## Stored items
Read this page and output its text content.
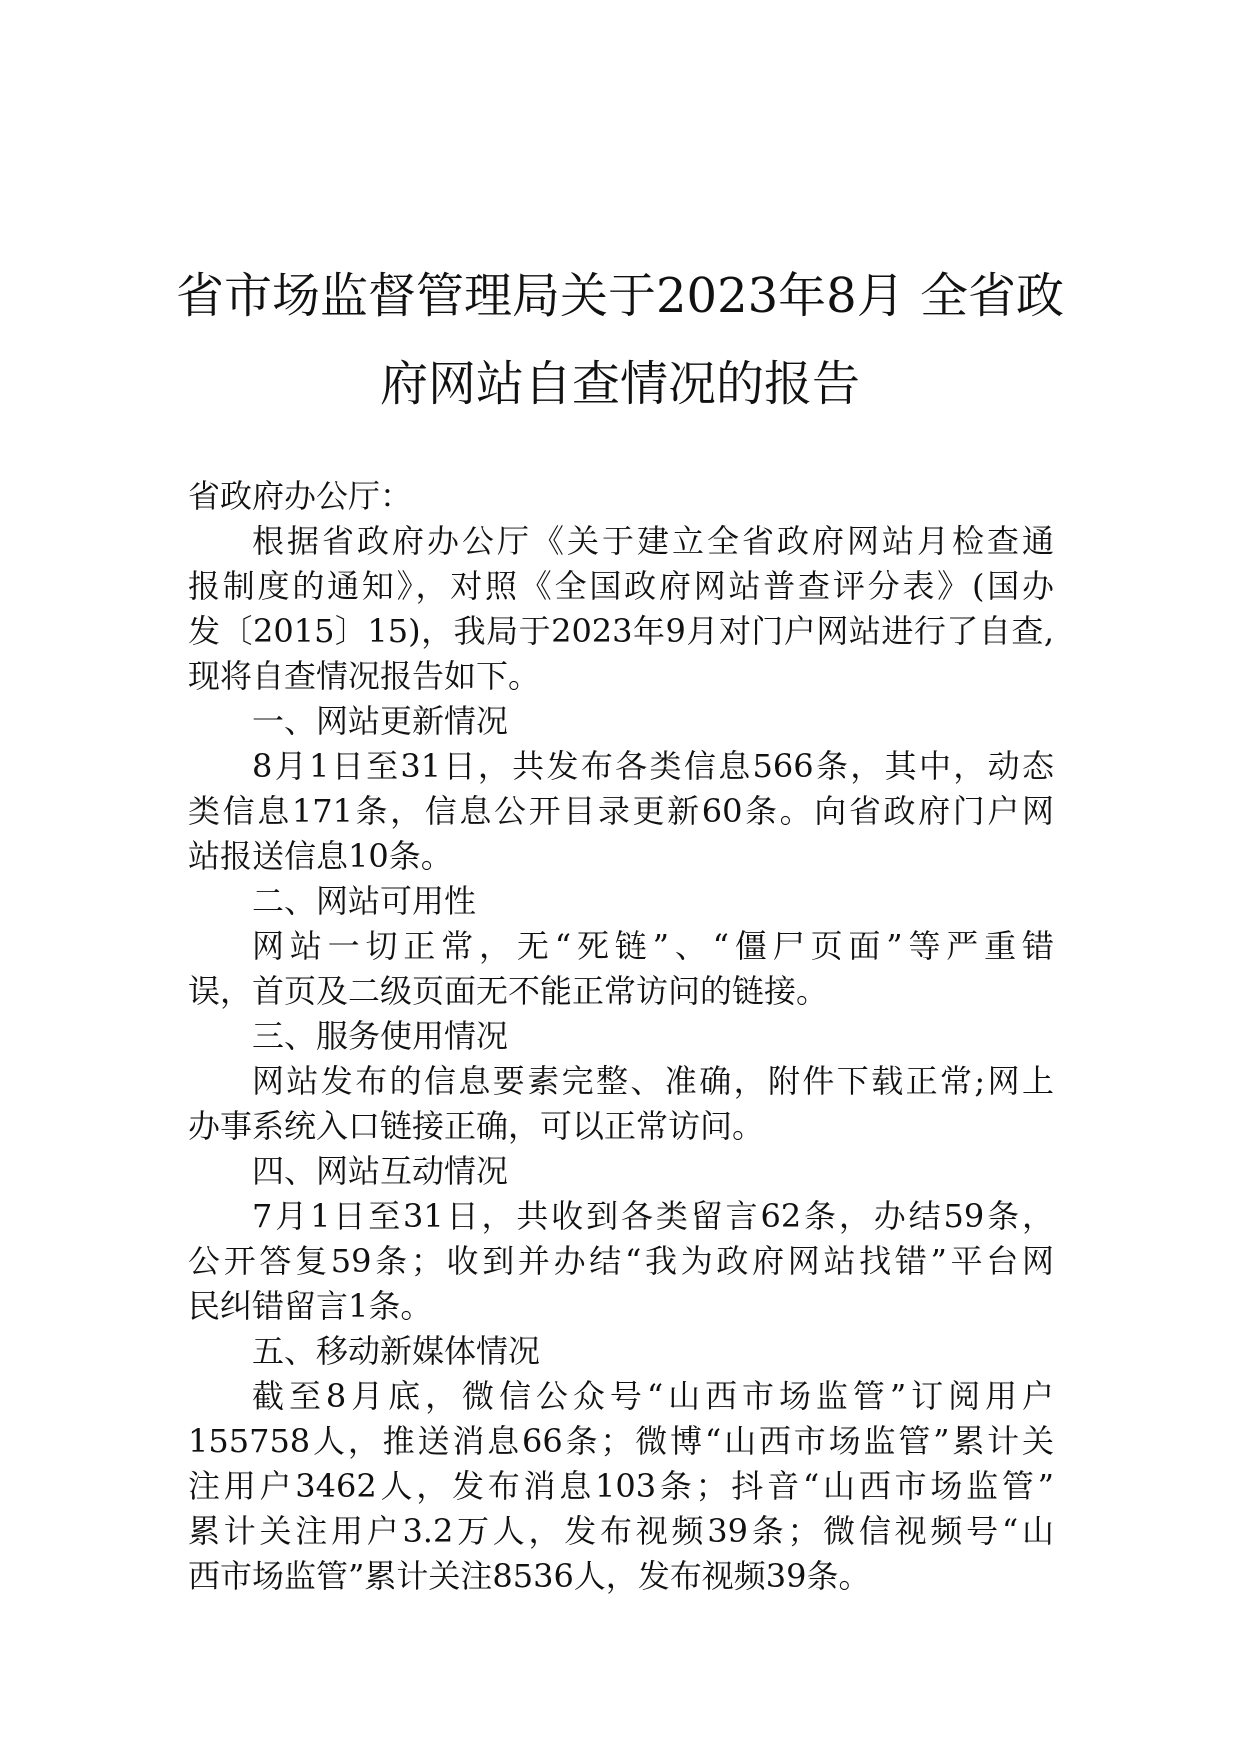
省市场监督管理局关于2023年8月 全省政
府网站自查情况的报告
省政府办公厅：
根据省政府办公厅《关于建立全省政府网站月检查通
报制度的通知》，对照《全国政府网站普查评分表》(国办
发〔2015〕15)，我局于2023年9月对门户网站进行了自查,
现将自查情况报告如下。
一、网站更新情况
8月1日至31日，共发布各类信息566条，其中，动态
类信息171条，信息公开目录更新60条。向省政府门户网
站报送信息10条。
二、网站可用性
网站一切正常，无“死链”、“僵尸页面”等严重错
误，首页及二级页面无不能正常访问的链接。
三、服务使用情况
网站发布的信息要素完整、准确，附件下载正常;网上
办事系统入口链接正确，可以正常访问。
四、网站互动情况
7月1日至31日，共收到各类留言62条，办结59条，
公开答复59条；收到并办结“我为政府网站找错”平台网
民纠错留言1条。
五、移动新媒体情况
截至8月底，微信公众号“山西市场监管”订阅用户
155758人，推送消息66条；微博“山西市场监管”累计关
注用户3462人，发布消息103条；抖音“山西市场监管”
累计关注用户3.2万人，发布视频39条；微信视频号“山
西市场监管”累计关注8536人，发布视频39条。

## GIVEN INSTRUCTION
Pictures in the records above are left out; print everything else exactly as written.

## TASK RESULT
Read this page and output its text content.
省市场监督管理局关于2023年8月 全省政
府网站自查情况的报告
省政府办公厅：
根据省政府办公厅《关于建立全省政府网站月检查通
报制度的通知》，对照《全国政府网站普查评分表》(国办
发〔2015〕15)，我局于2023年9月对门户网站进行了自查,
现将自查情况报告如下。
一、网站更新情况
8月1日至31日，共发布各类信息566条，其中，动态
类信息171条，信息公开目录更新60条。向省政府门户网
站报送信息10条。
二、网站可用性
网站一切正常，无“死链”、“僵尸页面”等严重错
误，首页及二级页面无不能正常访问的链接。
三、服务使用情况
网站发布的信息要素完整、准确，附件下载正常;网上
办事系统入口链接正确，可以正常访问。
四、网站互动情况
7月1日至31日，共收到各类留言62条，办结59条，
公开答复59条；收到并办结“我为政府网站找错”平台网
民纠错留言1条。
五、移动新媒体情况
截至8月底，微信公众号“山西市场监管”订阅用户
155758人，推送消息66条；微博“山西市场监管”累计关
注用户3462人，发布消息103条；抖音“山西市场监管”
累计关注用户3.2万人，发布视频39条；微信视频号“山
西市场监管”累计关注8536人，发布视频39条。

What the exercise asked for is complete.